## [Material for this task]
-- begin --
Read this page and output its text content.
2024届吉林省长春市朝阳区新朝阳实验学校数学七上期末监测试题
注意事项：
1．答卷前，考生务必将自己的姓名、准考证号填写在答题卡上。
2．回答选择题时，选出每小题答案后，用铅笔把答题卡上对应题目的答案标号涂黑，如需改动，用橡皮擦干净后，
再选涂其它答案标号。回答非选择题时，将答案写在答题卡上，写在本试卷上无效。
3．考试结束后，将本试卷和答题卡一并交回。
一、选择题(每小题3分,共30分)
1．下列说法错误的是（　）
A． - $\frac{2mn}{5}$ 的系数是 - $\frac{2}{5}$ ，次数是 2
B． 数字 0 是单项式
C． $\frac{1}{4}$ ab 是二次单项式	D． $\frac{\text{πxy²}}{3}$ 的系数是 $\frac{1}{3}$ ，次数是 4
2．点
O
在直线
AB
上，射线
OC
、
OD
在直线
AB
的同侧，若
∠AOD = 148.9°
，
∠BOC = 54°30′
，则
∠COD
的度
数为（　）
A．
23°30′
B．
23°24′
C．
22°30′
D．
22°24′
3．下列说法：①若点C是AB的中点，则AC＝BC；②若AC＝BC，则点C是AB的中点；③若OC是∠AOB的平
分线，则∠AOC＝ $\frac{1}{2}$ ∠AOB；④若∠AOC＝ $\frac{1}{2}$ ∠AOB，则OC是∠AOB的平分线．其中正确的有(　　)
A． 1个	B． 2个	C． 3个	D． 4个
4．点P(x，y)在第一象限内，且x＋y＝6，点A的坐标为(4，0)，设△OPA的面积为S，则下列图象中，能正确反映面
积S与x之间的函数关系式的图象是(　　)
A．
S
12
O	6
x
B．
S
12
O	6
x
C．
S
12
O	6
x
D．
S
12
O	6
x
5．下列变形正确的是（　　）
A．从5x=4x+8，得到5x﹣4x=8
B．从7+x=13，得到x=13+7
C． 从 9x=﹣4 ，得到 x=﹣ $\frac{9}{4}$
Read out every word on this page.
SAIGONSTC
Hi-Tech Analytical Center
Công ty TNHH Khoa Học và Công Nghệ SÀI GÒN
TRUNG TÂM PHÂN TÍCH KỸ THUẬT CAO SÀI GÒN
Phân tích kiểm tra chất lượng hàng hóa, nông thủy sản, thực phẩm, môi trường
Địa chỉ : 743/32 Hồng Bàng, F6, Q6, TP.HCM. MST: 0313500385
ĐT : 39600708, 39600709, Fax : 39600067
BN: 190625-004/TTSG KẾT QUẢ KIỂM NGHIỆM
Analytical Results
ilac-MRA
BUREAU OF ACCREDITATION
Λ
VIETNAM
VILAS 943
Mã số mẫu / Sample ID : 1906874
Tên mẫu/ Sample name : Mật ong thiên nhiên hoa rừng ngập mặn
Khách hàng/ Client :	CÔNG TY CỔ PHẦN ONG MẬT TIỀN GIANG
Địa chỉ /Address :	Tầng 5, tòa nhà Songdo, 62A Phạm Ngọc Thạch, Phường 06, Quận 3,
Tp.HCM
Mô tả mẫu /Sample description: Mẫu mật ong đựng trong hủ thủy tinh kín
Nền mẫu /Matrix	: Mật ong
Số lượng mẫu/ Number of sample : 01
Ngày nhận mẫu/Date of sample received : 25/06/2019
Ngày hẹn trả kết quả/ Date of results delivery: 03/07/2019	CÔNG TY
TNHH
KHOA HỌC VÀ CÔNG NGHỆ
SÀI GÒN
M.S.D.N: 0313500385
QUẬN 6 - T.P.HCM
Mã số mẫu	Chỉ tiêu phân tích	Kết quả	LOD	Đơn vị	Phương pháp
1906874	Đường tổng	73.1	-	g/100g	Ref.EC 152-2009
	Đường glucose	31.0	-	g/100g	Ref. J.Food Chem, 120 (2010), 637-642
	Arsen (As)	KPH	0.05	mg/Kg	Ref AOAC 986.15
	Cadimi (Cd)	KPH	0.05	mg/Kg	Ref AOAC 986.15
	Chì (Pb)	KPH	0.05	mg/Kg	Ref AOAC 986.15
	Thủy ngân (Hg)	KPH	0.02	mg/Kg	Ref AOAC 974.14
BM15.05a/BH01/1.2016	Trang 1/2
-- end --
## [What is needed]
Copy each line of the listing that includes "Date".

## [Written response]
Ngày nhận mẫu/Date of sample received : 25/06/2019
Ngày hẹn trả kết quả/ Date of results delivery: 03/07/2019	CÔNG TY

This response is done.